→ Exercise details: Take every line from the material that has the word "gold" in it.

→ Recorded data:

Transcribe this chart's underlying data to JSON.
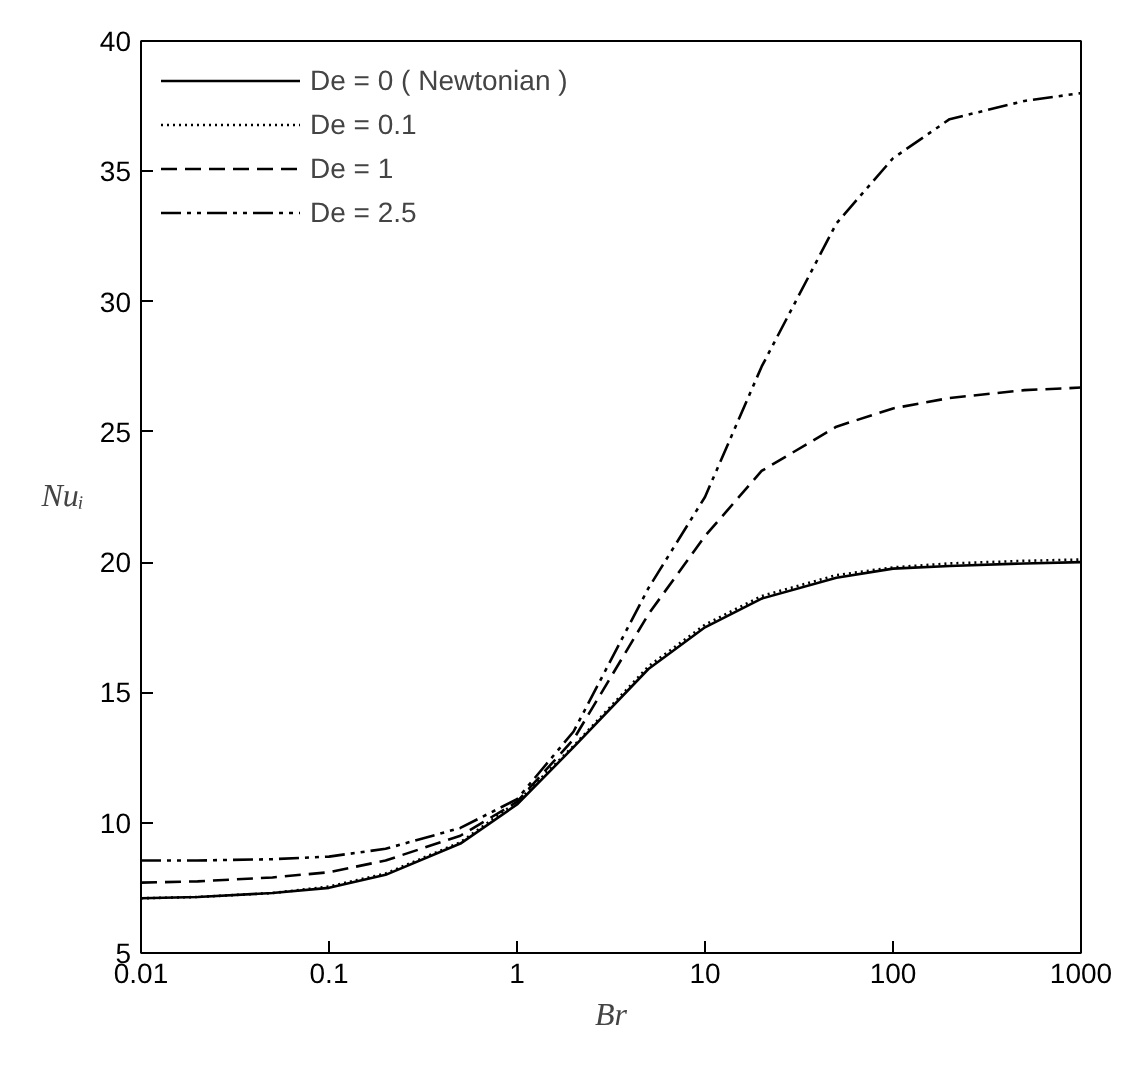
{
  "chart_data": {
    "type": "line",
    "xlabel": "Br",
    "ylabel": "Nuᵢ",
    "log": "x",
    "xlim": [
      0.01,
      1000
    ],
    "xticks": [
      {
        "value": 0.01,
        "label": "0.01"
      },
      {
        "value": 0.1,
        "label": "0.1"
      },
      1,
      10,
      100,
      1000
    ],
    "ylim": [
      5,
      40
    ],
    "yticks": [
      5,
      10,
      15,
      20,
      25,
      30,
      35,
      40
    ],
    "grid": false,
    "legend": "top left",
    "x": [
      0.01,
      0.02,
      0.05,
      0.1,
      0.2,
      0.5,
      1,
      2,
      5,
      10,
      20,
      50,
      100,
      200,
      500,
      1000
    ],
    "series": [
      {
        "name": "De = 0 ( Newtonian )",
        "color": "#000000",
        "line_style": "solid",
        "values": [
          7.1,
          7.15,
          7.3,
          7.5,
          8.0,
          9.2,
          10.7,
          12.9,
          15.9,
          17.5,
          18.6,
          19.4,
          19.75,
          19.85,
          19.95,
          20.0
        ]
      },
      {
        "name": "De = 0.1",
        "color": "#000000",
        "line_style": "dotted",
        "values": [
          7.1,
          7.15,
          7.3,
          7.55,
          8.05,
          9.25,
          10.8,
          12.95,
          16.0,
          17.6,
          18.7,
          19.5,
          19.8,
          19.95,
          20.05,
          20.1
        ]
      },
      {
        "name": "De = 1",
        "color": "#000000",
        "line_style": "dashed",
        "values": [
          7.7,
          7.75,
          7.9,
          8.1,
          8.55,
          9.5,
          10.8,
          13.2,
          18.0,
          21.0,
          23.5,
          25.2,
          25.9,
          26.3,
          26.6,
          26.7
        ]
      },
      {
        "name": "De = 2.5",
        "color": "#000000",
        "line_style": "dashdotdot",
        "values": [
          8.55,
          8.55,
          8.6,
          8.7,
          9.0,
          9.8,
          10.9,
          13.5,
          19.0,
          22.5,
          27.5,
          33.0,
          35.5,
          37.0,
          37.7,
          38.0
        ]
      }
    ]
  }
}
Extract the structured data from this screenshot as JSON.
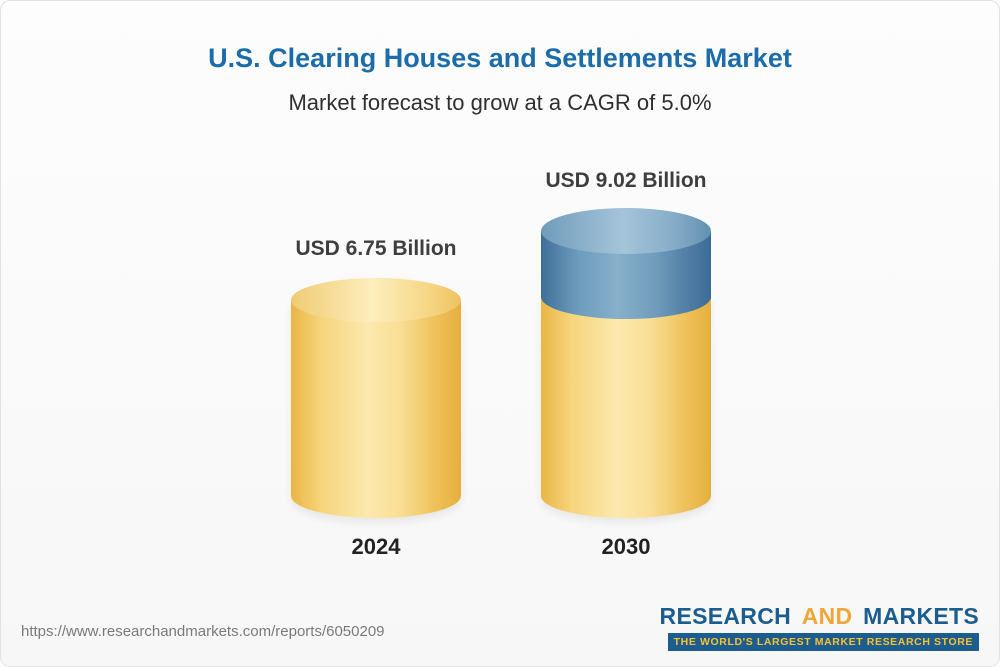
{
  "header": {
    "title": "U.S. Clearing Houses and Settlements Market",
    "subtitle": "Market forecast to grow at a CAGR of 5.0%"
  },
  "chart_data": {
    "type": "bar",
    "title": "U.S. Clearing Houses and Settlements Market",
    "subtitle": "Market forecast to grow at a CAGR of 5.0%",
    "unit": "USD Billion",
    "cagr_percent": 5.0,
    "categories": [
      "2024",
      "2030"
    ],
    "values": [
      6.75,
      9.02
    ],
    "value_labels": [
      "USD 6.75 Billion",
      "USD 9.02 Billion"
    ],
    "legend": "none",
    "grid": false,
    "layout_note": "3D cylinder bars; 2030 bar shows base value in gold with growth segment capped in blue",
    "colors": {
      "gold": "#f3cd6b",
      "blue": "#6d9cbd",
      "title_blue": "#1b6ca8"
    }
  },
  "footer": {
    "url": "https://www.researchandmarkets.com/reports/6050209",
    "logo": {
      "part1": "RESEARCH",
      "part2": "AND",
      "part3": "MARKETS",
      "tagline": "THE WORLD'S LARGEST MARKET RESEARCH STORE"
    }
  }
}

→ Full response:
    "layout_note": "3D cylinder bars; 2030 bar shows base value in gold with growth segment capped in blue",
      "gold": "#f3cd6b",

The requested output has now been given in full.